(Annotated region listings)
-------

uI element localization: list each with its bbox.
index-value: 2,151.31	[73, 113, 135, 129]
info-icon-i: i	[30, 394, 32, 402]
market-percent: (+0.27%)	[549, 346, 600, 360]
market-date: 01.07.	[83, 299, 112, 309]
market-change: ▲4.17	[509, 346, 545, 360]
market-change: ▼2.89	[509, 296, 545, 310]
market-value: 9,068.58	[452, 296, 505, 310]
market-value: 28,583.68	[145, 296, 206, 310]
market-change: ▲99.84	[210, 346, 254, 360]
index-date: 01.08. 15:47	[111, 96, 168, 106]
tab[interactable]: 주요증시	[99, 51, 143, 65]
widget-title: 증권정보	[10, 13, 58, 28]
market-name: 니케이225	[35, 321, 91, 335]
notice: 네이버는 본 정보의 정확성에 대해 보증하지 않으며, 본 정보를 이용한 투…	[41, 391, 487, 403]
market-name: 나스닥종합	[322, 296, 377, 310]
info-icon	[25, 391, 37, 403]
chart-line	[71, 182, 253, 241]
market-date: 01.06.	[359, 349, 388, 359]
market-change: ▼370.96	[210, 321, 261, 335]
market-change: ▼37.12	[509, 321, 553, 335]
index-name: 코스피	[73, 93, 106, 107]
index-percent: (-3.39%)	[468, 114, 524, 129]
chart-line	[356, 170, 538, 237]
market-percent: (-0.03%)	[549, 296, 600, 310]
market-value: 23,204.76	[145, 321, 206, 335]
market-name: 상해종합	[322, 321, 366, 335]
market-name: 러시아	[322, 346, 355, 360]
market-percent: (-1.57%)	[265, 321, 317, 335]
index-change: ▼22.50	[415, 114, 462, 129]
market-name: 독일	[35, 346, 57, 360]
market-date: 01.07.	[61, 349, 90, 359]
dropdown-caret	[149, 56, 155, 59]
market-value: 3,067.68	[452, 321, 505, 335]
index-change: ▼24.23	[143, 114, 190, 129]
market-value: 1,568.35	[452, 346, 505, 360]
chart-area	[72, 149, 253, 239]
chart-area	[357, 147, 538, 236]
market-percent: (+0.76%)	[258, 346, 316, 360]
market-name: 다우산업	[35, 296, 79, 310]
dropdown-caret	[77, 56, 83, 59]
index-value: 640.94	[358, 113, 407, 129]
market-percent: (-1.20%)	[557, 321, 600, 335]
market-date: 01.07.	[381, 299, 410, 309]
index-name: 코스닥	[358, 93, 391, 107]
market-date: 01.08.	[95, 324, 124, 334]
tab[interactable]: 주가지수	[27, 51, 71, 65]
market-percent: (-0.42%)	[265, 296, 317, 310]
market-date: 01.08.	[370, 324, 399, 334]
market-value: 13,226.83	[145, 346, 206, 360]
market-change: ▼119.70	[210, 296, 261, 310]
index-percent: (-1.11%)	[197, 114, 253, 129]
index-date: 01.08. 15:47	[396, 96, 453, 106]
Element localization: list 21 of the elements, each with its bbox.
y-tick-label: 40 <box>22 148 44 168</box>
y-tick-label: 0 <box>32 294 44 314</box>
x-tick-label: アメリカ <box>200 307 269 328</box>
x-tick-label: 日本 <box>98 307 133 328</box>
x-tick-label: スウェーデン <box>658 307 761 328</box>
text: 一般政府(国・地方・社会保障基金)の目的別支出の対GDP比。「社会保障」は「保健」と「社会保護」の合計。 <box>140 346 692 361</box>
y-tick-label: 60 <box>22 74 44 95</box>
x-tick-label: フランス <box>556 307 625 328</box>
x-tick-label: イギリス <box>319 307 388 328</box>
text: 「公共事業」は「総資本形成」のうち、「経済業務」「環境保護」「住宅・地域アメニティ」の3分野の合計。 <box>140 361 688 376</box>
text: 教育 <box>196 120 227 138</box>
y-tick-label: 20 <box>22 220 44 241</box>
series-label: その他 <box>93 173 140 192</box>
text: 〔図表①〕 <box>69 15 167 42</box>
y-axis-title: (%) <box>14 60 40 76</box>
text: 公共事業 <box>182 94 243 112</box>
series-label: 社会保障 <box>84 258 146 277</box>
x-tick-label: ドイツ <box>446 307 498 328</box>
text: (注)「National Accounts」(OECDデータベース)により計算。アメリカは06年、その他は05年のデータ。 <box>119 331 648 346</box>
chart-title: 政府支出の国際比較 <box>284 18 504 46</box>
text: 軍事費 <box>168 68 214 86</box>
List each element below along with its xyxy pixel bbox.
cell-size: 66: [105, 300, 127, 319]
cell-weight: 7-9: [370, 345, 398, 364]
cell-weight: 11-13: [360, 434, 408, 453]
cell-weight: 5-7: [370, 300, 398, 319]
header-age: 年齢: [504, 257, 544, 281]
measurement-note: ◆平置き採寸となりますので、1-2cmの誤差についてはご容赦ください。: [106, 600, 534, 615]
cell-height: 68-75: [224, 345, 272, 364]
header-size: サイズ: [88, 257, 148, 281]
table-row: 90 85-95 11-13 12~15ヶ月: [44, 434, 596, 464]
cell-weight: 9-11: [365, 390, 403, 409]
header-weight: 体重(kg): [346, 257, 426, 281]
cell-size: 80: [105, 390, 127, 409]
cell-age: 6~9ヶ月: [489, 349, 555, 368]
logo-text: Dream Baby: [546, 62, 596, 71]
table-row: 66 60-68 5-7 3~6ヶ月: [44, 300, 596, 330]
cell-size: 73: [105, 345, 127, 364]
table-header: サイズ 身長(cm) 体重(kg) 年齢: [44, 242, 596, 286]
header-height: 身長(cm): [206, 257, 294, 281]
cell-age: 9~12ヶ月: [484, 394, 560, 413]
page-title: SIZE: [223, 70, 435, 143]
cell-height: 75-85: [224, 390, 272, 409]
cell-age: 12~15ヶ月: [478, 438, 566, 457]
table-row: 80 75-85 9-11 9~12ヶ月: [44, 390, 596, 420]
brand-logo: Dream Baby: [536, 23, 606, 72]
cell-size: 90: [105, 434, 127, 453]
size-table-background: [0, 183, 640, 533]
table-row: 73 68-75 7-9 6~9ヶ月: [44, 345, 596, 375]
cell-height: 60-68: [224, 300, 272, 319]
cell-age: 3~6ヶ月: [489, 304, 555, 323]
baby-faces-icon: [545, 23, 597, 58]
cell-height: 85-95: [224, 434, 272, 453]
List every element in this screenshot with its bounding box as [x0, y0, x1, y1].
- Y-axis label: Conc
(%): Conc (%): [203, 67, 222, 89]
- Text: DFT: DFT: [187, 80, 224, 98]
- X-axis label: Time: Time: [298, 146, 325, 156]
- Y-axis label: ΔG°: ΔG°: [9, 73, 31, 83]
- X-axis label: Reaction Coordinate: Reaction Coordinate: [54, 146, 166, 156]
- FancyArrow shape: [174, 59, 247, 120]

-------

> To be done:
Retype all of the entries above word for word, keeping every line and character the same.

> Task response:
uI element localization: list each with its bbox.
index-value: 2,151.31	[73, 113, 135, 129]
info-icon-i: i	[30, 394, 32, 402]
market-percent: (+0.27%)	[549, 346, 600, 360]
market-date: 01.07.	[83, 299, 112, 309]
market-change: ▲4.17	[509, 346, 545, 360]
market-change: ▼2.89	[509, 296, 545, 310]
market-value: 9,068.58	[452, 296, 505, 310]
market-value: 28,583.68	[145, 296, 206, 310]
market-change: ▲99.84	[210, 346, 254, 360]
index-date: 01.08. 15:47	[111, 96, 168, 106]
tab[interactable]: 주요증시	[99, 51, 143, 65]
widget-title: 증권정보	[10, 13, 58, 28]
market-name: 니케이225	[35, 321, 91, 335]
notice: 네이버는 본 정보의 정확성에 대해 보증하지 않으며, 본 정보를 이용한 투…	[41, 391, 487, 403]
market-name: 나스닥종합	[322, 296, 377, 310]
info-icon	[25, 391, 37, 403]
chart-line	[71, 182, 253, 241]
market-date: 01.06.	[359, 349, 388, 359]
market-change: ▼370.96	[210, 321, 261, 335]
market-change: ▼37.12	[509, 321, 553, 335]
index-name: 코스피	[73, 93, 106, 107]
index-percent: (-3.39%)	[468, 114, 524, 129]
chart-line	[356, 170, 538, 237]
market-percent: (-0.03%)	[549, 296, 600, 310]
market-value: 23,204.76	[145, 321, 206, 335]
market-name: 상해종합	[322, 321, 366, 335]
market-name: 러시아	[322, 346, 355, 360]
market-percent: (-1.57%)	[265, 321, 317, 335]
index-change: ▼22.50	[415, 114, 462, 129]
market-name: 독일	[35, 346, 57, 360]
market-date: 01.07.	[61, 349, 90, 359]
dropdown-caret	[149, 56, 155, 59]
market-value: 3,067.68	[452, 321, 505, 335]
index-change: ▼24.23	[143, 114, 190, 129]
market-value: 1,568.35	[452, 346, 505, 360]
chart-area	[72, 149, 253, 239]
chart-area	[357, 147, 538, 236]
market-percent: (+0.76%)	[258, 346, 316, 360]
market-name: 다우산업	[35, 296, 79, 310]
dropdown-caret	[77, 56, 83, 59]
index-value: 640.94	[358, 113, 407, 129]
market-percent: (-1.20%)	[557, 321, 600, 335]
market-date: 01.07.	[381, 299, 410, 309]
index-name: 코스닥	[358, 93, 391, 107]
market-date: 01.08.	[95, 324, 124, 334]
tab[interactable]: 주가지수	[27, 51, 71, 65]
market-percent: (-0.42%)	[265, 296, 317, 310]
market-date: 01.08.	[370, 324, 399, 334]
market-value: 13,226.83	[145, 346, 206, 360]
market-change: ▼119.70	[210, 296, 261, 310]
index-percent: (-1.11%)	[197, 114, 253, 129]
index-date: 01.08. 15:47	[396, 96, 453, 106]
Element localization: list 21 of the elements, each with its bbox.
y-tick-label: 40 <box>22 148 44 168</box>
y-tick-label: 0 <box>32 294 44 314</box>
x-tick-label: アメリカ <box>200 307 269 328</box>
x-tick-label: 日本 <box>98 307 133 328</box>
x-tick-label: スウェーデン <box>658 307 761 328</box>
text: 一般政府(国・地方・社会保障基金)の目的別支出の対GDP比。「社会保障」は「保健」と「社会保護」の合計。 <box>140 346 692 361</box>
y-tick-label: 60 <box>22 74 44 95</box>
x-tick-label: フランス <box>556 307 625 328</box>
x-tick-label: イギリス <box>319 307 388 328</box>
text: 「公共事業」は「総資本形成」のうち、「経済業務」「環境保護」「住宅・地域アメニティ」の3分野の合計。 <box>140 361 688 376</box>
text: 教育 <box>196 120 227 138</box>
y-tick-label: 20 <box>22 220 44 241</box>
series-label: その他 <box>93 173 140 192</box>
text: 〔図表①〕 <box>69 15 167 42</box>
y-axis-title: (%) <box>14 60 40 76</box>
text: 公共事業 <box>182 94 243 112</box>
series-label: 社会保障 <box>84 258 146 277</box>
x-tick-label: ドイツ <box>446 307 498 328</box>
text: (注)「National Accounts」(OECDデータベース)により計算。アメリカは06年、その他は05年のデータ。 <box>119 331 648 346</box>
chart-title: 政府支出の国際比較 <box>284 18 504 46</box>
text: 軍事費 <box>168 68 214 86</box>
List each element below along with its xyxy pixel bbox.
cell-size: 66: [105, 300, 127, 319]
cell-weight: 7-9: [370, 345, 398, 364]
cell-weight: 11-13: [360, 434, 408, 453]
cell-weight: 5-7: [370, 300, 398, 319]
header-age: 年齢: [504, 257, 544, 281]
measurement-note: ◆平置き採寸となりますので、1-2cmの誤差についてはご容赦ください。: [106, 600, 534, 615]
cell-height: 68-75: [224, 345, 272, 364]
header-size: サイズ: [88, 257, 148, 281]
table-row: 90 85-95 11-13 12~15ヶ月: [44, 434, 596, 464]
cell-weight: 9-11: [365, 390, 403, 409]
header-weight: 体重(kg): [346, 257, 426, 281]
cell-size: 80: [105, 390, 127, 409]
cell-age: 6~9ヶ月: [489, 349, 555, 368]
logo-text: Dream Baby: [546, 62, 596, 71]
table-row: 66 60-68 5-7 3~6ヶ月: [44, 300, 596, 330]
cell-size: 73: [105, 345, 127, 364]
table-header: サイズ 身長(cm) 体重(kg) 年齢: [44, 242, 596, 286]
header-height: 身長(cm): [206, 257, 294, 281]
cell-age: 9~12ヶ月: [484, 394, 560, 413]
page-title: SIZE: [223, 70, 435, 143]
cell-height: 75-85: [224, 390, 272, 409]
cell-age: 12~15ヶ月: [478, 438, 566, 457]
table-row: 80 75-85 9-11 9~12ヶ月: [44, 390, 596, 420]
brand-logo: Dream Baby: [536, 23, 606, 72]
cell-size: 90: [105, 434, 127, 453]
size-table-background: [0, 183, 640, 533]
table-row: 73 68-75 7-9 6~9ヶ月: [44, 345, 596, 375]
cell-height: 60-68: [224, 300, 272, 319]
cell-age: 3~6ヶ月: [489, 304, 555, 323]
baby-faces-icon: [545, 23, 597, 58]
cell-height: 85-95: [224, 434, 272, 453]
List every element in this screenshot with its bounding box as [x0, y0, x1, y1].
- Y-axis label: Conc
(%): Conc (%): [203, 67, 222, 89]
- Text: DFT: DFT: [187, 80, 224, 98]
- X-axis label: Time: Time: [298, 146, 325, 156]
- Y-axis label: ΔG°: ΔG°: [9, 73, 31, 83]
- X-axis label: Reaction Coordinate: Reaction Coordinate: [54, 146, 166, 156]
- FancyArrow shape: [174, 59, 247, 120]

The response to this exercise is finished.